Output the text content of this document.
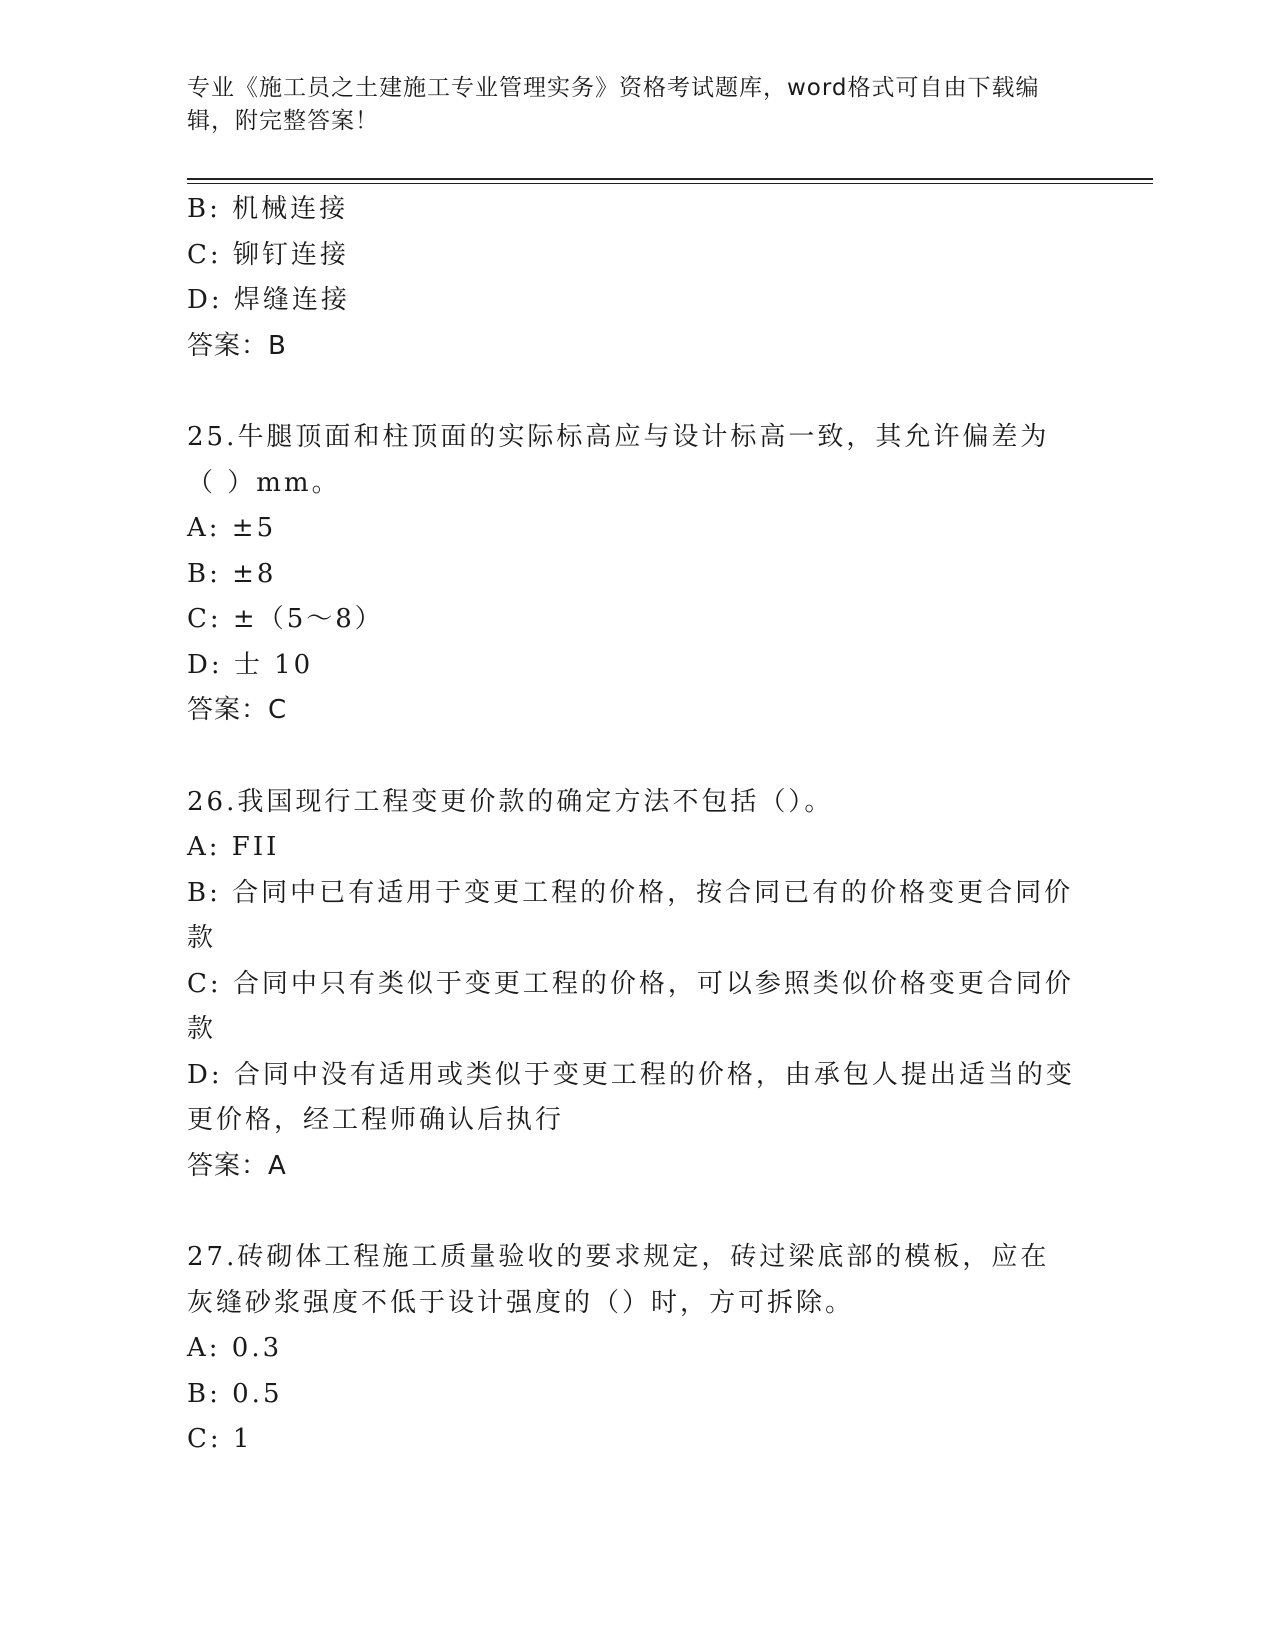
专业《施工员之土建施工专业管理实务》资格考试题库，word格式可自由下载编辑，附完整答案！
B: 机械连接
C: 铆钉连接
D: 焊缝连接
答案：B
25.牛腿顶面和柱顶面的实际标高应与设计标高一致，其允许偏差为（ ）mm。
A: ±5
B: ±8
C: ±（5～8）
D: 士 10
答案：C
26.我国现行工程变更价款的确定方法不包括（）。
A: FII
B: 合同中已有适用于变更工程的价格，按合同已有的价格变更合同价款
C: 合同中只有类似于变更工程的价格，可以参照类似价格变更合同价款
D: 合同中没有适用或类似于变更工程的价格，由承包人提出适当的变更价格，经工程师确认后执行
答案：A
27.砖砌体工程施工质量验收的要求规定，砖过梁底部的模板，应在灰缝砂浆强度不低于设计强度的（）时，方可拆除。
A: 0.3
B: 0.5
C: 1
________________________
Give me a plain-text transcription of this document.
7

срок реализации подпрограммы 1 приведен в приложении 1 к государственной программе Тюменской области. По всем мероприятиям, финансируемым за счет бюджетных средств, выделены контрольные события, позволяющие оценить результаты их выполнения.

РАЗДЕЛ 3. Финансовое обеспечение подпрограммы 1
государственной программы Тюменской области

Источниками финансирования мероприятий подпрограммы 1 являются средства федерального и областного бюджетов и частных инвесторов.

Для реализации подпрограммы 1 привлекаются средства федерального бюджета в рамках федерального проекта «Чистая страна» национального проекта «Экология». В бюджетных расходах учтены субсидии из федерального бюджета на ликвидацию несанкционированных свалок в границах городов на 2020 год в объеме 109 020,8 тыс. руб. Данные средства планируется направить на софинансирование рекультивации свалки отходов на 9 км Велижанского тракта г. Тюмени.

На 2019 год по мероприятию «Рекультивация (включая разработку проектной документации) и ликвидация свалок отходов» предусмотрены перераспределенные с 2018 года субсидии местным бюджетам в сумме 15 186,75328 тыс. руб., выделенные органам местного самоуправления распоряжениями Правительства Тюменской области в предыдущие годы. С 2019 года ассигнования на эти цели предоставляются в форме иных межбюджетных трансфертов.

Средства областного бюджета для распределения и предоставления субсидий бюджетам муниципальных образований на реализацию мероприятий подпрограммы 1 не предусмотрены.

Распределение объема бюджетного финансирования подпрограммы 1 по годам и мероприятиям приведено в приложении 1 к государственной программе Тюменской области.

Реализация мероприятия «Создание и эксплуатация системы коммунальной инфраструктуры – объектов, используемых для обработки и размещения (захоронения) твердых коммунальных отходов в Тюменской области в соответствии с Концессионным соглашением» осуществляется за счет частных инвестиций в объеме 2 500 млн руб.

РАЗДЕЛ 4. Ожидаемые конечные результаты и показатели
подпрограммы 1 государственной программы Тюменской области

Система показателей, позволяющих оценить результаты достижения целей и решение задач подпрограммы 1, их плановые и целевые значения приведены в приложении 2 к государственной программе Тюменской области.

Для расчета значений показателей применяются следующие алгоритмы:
________________________
Problem details >> Which lines above hold the word "показателей"? Copy each of them.

Correct output >>
Система показателей, позволяющих оценить результаты достижения целей и решение задач подпрограммы 1, их плановые и целевые значения приведены в приложении 2 к государственной программе Тюменской области.
Для расчета значений показателей применяются следующие алгоритмы:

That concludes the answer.